• **REQUIREMENT**
Check each line of the listing below for the string "JSON", and copy the ones that have it.
* Start *
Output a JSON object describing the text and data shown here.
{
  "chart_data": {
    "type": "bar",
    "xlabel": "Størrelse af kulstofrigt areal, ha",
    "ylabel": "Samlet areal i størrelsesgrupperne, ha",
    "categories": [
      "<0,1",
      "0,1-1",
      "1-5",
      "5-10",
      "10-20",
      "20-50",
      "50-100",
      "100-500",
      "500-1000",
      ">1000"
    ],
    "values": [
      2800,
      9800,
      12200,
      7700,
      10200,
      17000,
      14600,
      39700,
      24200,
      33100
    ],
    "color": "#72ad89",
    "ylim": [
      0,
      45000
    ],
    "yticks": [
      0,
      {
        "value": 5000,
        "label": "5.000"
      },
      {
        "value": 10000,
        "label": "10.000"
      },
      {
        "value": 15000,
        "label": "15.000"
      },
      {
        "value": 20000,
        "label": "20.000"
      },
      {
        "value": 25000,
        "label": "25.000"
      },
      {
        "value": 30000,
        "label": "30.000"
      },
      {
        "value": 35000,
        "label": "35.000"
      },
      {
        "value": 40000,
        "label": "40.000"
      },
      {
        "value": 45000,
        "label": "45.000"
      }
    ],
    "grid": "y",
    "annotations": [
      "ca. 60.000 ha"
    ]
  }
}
* End *
* Start *
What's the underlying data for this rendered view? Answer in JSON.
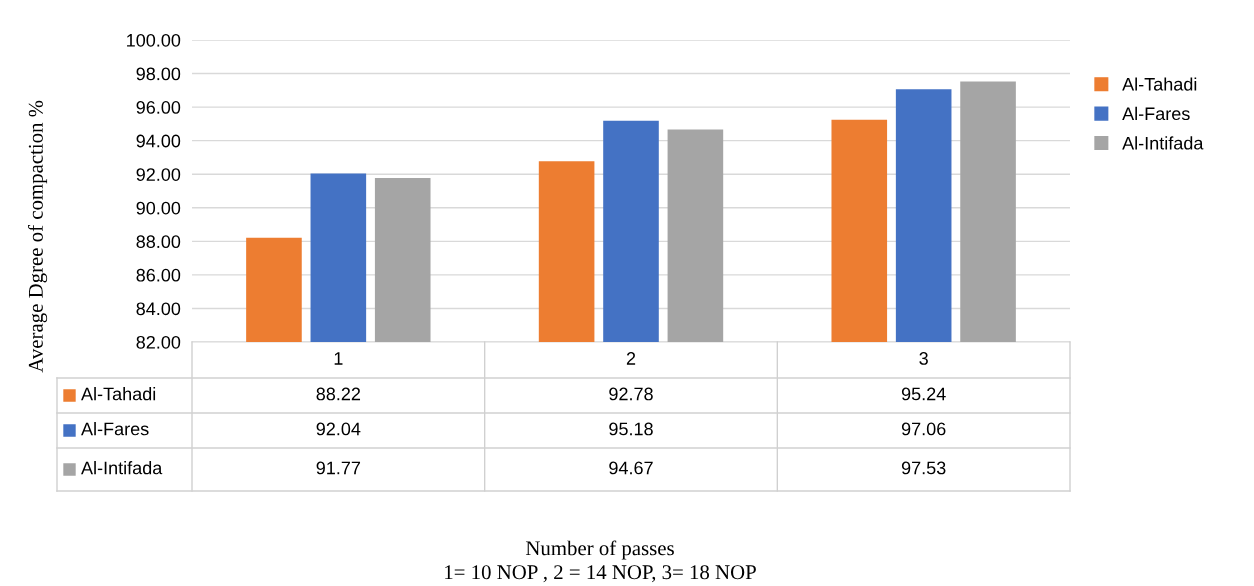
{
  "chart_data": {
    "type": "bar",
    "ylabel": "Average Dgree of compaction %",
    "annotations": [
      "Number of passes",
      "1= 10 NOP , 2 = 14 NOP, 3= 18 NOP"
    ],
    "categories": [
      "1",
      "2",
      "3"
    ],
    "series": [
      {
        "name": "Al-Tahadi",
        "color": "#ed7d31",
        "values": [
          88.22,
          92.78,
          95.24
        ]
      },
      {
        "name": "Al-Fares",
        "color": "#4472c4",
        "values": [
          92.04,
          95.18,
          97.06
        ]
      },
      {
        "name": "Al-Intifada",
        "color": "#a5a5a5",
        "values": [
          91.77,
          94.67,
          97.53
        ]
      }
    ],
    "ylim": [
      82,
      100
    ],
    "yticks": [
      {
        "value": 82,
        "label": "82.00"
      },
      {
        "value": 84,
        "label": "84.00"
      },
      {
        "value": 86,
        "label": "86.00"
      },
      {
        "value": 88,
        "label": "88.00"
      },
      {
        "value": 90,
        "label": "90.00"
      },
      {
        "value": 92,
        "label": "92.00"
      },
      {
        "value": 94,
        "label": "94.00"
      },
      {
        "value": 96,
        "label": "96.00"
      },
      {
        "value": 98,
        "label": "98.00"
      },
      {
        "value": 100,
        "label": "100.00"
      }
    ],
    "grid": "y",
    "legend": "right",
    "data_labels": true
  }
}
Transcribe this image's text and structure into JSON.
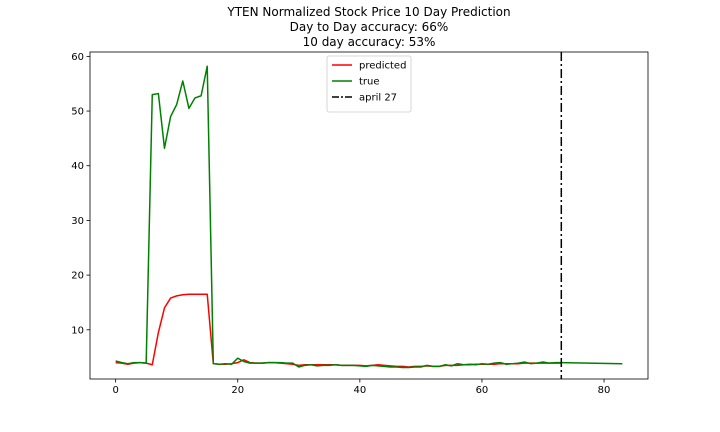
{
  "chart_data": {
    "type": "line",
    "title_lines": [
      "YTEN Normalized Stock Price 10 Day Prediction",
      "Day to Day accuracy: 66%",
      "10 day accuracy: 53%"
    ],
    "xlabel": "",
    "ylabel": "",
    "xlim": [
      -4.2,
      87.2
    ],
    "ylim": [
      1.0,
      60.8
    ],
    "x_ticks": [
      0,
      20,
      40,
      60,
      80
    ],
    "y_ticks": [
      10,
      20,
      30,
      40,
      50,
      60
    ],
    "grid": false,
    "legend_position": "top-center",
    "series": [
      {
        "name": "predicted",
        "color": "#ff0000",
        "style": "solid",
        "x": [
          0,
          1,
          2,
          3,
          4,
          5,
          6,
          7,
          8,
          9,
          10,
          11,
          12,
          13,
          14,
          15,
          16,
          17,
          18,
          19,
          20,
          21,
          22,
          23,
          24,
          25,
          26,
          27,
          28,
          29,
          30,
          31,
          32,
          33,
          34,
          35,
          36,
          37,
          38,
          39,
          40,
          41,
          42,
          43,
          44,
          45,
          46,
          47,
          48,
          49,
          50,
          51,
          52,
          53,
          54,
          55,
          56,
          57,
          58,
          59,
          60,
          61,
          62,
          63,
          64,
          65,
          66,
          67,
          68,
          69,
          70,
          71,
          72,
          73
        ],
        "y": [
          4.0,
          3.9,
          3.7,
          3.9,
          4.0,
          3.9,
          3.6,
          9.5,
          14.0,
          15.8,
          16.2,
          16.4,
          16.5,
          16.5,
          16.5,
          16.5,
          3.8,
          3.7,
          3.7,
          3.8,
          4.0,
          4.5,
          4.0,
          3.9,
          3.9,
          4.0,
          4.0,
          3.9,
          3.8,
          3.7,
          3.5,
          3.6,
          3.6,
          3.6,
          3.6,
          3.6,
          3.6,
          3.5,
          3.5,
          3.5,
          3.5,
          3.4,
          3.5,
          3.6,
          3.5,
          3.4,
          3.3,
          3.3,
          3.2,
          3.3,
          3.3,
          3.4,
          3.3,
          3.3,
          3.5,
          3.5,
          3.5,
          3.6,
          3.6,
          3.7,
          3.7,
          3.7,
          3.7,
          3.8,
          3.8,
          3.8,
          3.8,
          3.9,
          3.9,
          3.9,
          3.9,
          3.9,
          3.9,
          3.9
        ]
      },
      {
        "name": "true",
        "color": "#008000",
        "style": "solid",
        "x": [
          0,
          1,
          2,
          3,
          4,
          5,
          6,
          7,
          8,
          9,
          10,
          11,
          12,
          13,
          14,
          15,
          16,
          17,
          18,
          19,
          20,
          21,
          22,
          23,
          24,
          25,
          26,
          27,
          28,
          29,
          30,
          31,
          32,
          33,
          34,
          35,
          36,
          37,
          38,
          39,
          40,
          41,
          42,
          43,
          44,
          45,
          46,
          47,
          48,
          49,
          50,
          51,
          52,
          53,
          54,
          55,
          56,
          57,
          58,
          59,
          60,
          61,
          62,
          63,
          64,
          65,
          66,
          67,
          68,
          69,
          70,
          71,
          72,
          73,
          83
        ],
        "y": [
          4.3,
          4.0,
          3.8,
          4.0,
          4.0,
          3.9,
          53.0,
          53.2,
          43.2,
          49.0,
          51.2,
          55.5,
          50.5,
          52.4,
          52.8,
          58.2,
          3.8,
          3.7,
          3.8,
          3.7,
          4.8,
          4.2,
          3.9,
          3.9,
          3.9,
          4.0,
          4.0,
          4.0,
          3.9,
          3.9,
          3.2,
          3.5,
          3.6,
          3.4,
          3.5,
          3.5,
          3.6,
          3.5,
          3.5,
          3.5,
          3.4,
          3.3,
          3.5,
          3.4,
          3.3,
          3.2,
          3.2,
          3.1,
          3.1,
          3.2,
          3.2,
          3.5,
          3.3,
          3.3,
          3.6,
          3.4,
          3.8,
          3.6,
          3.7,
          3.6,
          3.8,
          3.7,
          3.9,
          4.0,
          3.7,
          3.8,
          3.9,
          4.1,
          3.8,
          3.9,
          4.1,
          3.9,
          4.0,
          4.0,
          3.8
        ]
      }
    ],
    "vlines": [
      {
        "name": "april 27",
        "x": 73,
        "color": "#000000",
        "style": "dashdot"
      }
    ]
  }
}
* End *
• **TASK OUTPUT**
Output a JSON object describing the text and data shown here.
What's the underlying data for this rendered view? Answer in JSON.
Transcribe this image's text and structure into JSON.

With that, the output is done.